### RAW RECORDS
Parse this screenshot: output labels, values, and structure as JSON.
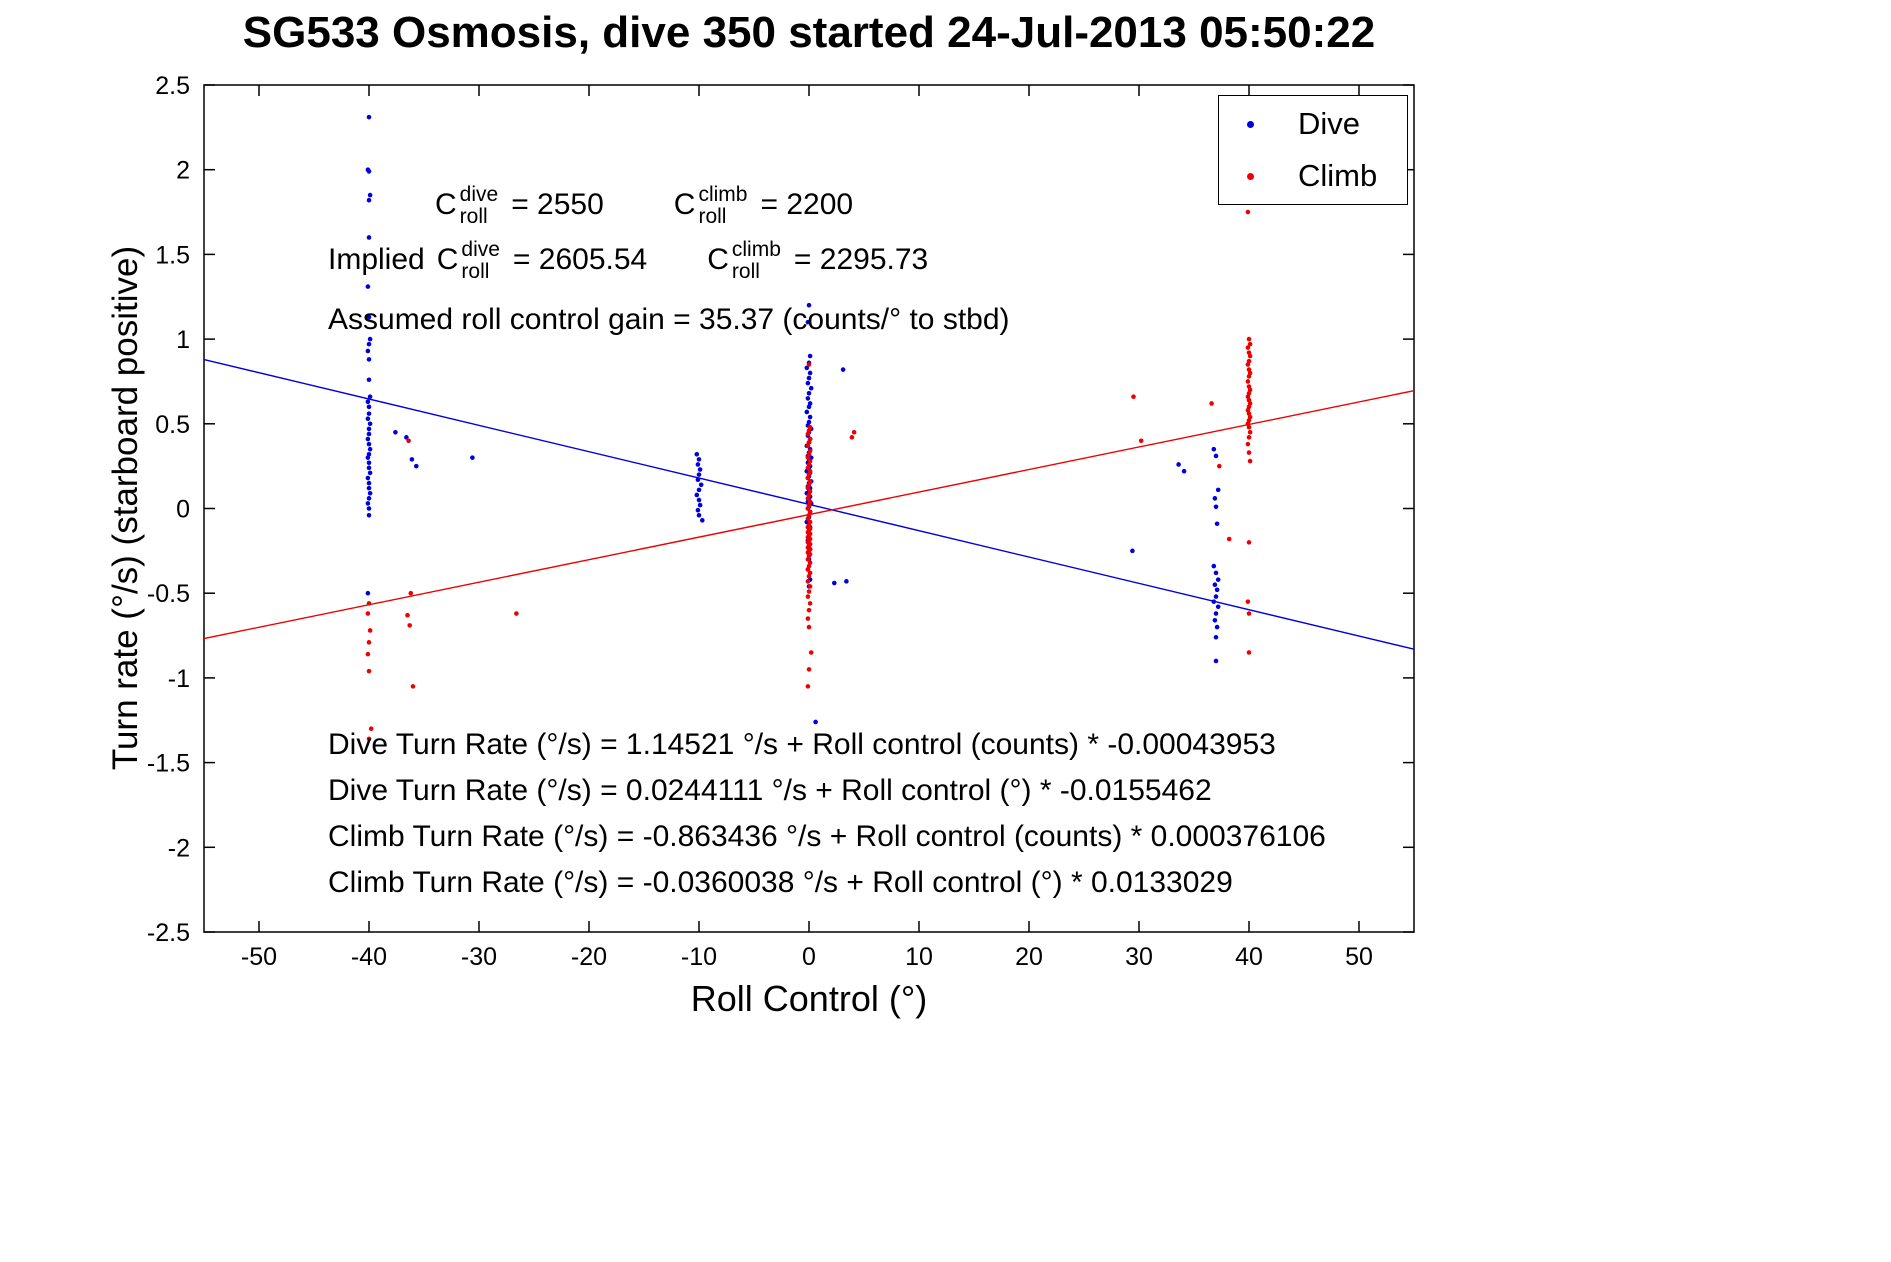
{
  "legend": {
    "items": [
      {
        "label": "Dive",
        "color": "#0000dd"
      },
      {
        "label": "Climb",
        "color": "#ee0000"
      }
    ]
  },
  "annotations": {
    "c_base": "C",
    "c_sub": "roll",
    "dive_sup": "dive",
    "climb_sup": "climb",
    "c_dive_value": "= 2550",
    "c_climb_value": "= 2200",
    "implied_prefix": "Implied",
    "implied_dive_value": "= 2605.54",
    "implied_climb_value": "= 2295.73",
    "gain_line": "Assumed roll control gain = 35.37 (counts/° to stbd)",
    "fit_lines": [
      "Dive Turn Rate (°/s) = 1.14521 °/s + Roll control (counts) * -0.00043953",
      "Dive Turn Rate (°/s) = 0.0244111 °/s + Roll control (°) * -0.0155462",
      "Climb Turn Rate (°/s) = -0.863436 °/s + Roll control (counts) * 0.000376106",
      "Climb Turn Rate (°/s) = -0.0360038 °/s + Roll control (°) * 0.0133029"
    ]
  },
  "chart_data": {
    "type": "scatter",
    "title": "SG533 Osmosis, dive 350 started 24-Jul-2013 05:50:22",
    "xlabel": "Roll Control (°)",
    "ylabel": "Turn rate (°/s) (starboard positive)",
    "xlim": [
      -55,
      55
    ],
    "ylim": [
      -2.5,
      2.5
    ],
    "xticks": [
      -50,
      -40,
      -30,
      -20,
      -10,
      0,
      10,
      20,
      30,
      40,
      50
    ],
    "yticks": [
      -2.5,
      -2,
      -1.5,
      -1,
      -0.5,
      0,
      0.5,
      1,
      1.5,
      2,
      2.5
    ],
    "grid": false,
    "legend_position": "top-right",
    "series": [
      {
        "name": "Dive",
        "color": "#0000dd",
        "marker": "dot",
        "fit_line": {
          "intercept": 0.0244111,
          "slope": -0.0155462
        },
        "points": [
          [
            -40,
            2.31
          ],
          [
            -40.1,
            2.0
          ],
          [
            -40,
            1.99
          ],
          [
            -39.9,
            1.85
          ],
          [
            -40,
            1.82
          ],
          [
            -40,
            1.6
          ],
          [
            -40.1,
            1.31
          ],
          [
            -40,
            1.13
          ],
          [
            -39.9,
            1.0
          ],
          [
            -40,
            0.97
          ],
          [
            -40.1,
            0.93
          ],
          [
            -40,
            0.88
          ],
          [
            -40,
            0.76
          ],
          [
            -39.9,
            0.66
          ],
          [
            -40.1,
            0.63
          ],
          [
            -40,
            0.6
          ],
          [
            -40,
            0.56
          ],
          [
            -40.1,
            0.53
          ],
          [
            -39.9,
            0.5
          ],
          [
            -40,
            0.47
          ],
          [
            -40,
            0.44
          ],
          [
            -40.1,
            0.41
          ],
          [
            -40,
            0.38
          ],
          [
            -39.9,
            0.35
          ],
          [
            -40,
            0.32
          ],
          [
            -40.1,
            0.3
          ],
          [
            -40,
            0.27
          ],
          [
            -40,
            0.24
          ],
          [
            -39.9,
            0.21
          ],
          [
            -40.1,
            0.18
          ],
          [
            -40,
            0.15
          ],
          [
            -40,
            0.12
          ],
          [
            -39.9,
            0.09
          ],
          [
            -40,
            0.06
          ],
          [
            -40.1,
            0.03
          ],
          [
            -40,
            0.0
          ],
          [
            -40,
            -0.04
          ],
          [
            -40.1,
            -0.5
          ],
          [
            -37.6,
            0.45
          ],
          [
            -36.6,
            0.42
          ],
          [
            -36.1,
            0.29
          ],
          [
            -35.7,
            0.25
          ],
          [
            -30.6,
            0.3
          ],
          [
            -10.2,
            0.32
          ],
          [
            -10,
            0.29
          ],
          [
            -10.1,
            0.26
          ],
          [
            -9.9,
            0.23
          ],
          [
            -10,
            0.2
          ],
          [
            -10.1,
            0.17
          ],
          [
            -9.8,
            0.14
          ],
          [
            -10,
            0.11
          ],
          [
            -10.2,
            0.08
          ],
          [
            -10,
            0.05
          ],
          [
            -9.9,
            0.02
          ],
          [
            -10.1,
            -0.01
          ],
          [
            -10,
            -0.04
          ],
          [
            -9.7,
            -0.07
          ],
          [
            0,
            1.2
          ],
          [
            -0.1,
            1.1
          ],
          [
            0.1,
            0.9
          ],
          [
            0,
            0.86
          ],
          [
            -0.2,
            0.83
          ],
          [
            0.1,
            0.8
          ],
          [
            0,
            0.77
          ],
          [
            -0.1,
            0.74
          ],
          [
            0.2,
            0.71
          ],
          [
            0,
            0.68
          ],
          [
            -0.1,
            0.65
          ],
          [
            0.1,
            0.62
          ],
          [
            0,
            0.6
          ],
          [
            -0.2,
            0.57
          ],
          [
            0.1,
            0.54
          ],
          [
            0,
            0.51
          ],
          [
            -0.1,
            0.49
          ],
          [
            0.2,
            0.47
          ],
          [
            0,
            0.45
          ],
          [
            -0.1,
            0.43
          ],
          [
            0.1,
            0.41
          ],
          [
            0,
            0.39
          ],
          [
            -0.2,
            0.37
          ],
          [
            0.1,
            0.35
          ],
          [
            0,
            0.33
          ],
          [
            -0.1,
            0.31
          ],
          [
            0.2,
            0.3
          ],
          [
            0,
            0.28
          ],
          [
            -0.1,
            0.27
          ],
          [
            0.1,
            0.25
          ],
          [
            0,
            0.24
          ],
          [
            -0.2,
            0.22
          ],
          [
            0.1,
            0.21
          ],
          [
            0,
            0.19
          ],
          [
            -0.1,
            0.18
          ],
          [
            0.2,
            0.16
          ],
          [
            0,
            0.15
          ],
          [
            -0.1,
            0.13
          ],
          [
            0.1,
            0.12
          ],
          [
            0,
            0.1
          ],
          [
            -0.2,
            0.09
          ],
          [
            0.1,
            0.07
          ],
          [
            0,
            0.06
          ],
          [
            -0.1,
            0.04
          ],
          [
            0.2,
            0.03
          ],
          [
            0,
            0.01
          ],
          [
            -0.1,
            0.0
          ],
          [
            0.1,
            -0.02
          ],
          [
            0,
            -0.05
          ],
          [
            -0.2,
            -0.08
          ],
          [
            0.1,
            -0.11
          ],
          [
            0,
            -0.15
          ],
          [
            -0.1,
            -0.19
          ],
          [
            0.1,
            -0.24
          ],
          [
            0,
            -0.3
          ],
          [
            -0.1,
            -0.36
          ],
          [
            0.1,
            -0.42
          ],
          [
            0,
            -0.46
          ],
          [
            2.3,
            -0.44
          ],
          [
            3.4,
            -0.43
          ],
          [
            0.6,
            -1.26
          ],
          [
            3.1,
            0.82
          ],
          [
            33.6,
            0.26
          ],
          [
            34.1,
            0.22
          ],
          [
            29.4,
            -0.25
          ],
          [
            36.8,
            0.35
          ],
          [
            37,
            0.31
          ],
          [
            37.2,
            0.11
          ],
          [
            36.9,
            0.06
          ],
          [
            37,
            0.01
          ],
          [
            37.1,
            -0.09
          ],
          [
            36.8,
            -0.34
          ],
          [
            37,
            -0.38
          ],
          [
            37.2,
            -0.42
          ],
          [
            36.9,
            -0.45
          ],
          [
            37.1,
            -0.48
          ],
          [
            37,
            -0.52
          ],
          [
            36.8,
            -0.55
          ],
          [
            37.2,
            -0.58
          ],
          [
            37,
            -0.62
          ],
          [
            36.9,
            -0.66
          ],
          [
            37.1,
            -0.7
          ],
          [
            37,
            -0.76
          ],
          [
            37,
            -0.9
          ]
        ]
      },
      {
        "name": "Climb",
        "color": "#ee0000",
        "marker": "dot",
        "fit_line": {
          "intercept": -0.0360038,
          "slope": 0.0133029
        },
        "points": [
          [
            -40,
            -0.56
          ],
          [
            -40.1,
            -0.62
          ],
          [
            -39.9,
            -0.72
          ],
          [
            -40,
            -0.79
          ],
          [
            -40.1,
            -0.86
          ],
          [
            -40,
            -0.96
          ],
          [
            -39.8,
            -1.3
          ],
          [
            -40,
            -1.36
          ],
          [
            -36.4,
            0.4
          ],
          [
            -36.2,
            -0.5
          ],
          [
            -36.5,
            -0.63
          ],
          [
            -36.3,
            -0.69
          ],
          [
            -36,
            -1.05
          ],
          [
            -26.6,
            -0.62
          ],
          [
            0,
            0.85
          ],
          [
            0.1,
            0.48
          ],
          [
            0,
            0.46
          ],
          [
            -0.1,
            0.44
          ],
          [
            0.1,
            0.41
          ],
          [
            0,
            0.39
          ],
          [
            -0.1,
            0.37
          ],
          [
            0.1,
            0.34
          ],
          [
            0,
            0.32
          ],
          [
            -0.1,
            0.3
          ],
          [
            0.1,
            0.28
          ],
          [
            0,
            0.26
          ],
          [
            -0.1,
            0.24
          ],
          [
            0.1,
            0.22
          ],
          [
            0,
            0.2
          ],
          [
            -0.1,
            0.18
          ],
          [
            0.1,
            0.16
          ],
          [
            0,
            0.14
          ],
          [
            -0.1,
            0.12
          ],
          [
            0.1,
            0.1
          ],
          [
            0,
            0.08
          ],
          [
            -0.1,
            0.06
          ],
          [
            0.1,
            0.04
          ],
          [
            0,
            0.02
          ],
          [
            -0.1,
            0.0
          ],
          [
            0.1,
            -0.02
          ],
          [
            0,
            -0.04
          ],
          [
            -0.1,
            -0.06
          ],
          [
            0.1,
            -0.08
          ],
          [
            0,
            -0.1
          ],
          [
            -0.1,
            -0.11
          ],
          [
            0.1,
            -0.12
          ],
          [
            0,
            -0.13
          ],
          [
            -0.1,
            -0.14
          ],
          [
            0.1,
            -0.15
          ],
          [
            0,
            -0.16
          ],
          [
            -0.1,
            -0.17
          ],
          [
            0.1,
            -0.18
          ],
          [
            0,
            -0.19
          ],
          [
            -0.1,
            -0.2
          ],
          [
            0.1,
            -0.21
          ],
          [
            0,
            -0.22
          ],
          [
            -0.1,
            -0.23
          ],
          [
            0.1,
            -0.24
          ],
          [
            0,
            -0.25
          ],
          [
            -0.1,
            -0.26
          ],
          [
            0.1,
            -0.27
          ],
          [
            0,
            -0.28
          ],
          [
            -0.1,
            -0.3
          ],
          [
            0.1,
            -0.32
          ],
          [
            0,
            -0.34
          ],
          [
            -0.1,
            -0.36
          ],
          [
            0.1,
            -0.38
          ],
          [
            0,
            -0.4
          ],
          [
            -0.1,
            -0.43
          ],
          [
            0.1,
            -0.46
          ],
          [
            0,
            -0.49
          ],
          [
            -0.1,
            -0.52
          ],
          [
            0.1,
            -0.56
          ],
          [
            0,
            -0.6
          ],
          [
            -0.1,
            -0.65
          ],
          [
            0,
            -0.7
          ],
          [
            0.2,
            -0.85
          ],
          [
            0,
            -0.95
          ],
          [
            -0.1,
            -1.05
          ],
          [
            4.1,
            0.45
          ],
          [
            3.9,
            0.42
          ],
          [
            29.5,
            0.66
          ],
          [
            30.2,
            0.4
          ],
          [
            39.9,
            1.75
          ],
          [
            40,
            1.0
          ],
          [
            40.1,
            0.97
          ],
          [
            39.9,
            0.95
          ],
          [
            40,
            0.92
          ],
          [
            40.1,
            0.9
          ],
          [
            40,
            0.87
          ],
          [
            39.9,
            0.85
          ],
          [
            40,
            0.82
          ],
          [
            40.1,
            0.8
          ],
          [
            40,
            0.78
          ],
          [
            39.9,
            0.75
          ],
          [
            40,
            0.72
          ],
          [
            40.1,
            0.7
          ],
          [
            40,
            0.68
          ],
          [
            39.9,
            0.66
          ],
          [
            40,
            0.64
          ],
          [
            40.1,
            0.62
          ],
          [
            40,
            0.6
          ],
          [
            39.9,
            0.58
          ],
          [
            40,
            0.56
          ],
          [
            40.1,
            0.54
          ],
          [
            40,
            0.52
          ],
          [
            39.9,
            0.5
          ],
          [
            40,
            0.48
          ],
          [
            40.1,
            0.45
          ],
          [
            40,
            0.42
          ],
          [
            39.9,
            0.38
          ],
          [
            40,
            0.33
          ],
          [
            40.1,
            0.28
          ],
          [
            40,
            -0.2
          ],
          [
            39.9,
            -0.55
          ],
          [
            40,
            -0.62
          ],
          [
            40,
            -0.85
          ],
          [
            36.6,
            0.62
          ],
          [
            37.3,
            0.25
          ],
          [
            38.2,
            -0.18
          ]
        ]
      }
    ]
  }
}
######
Which lines hold the string "Turn"? List them all.

▶ **SOLUTION TO THIS EXERCISE**
      "Dive Turn Rate (°/s) = 1.14521 °/s + Roll control (counts) * -0.00043953",
      "Dive Turn Rate (°/s) = 0.0244111 °/s + Roll control (°) * -0.0155462",
      "Climb Turn Rate (°/s) = -0.863436 °/s + Roll control (counts) * 0.000376106",
      "Climb Turn Rate (°/s) = -0.0360038 °/s + Roll control (°) * 0.0133029"
    "ylabel": "Turn rate (°/s) (starboard positive)",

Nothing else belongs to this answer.